# Description of the task
Transcribe each line of the material as it is, and drop any picture.

# Material provided
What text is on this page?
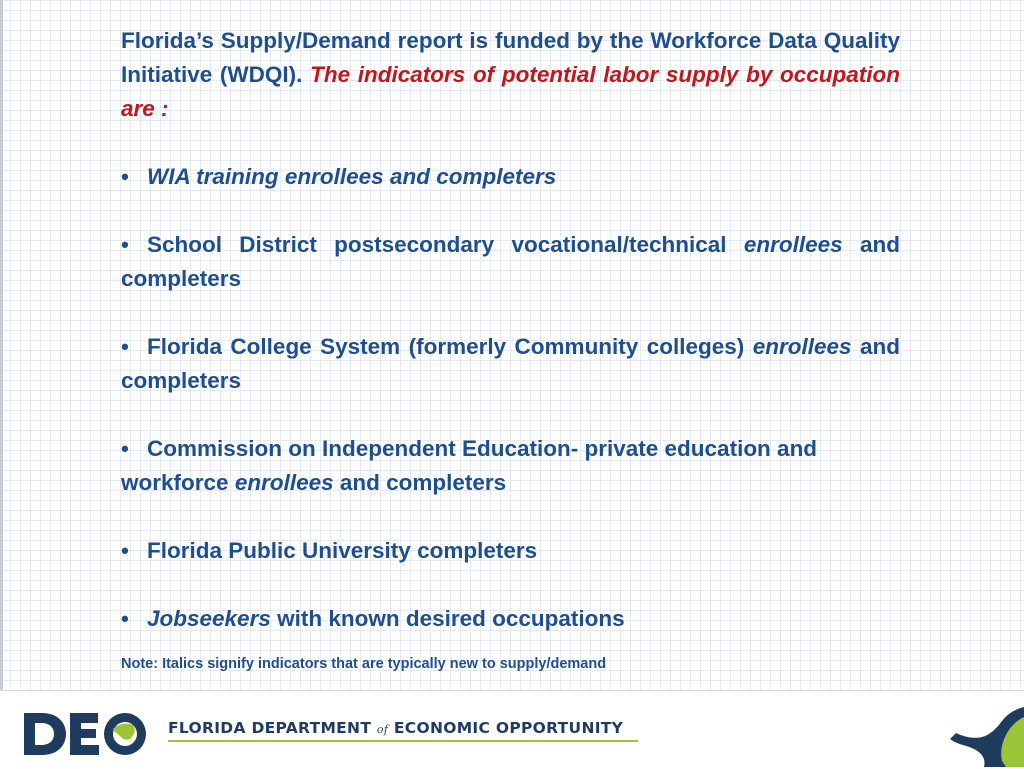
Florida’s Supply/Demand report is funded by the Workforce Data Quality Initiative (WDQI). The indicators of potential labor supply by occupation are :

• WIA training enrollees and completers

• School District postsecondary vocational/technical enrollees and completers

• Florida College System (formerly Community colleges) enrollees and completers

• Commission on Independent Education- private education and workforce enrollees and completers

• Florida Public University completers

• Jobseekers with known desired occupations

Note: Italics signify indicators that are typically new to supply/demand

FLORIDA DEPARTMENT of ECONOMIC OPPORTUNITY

# Answer to the problem
What text is on this page?
Florida’s Supply/Demand report is funded by the Workforce Data Quality Initiative (WDQI). The indicators of potential labor supply by occupation are :

• WIA training enrollees and completers

• School District postsecondary vocational/technical enrollees and completers

• Florida College System (formerly Community colleges) enrollees and completers

• Commission on Independent Education- private education and workforce enrollees and completers

• Florida Public University completers

• Jobseekers with known desired occupations

Note: Italics signify indicators that are typically new to supply/demand

FLORIDA DEPARTMENT of ECONOMIC OPPORTUNITY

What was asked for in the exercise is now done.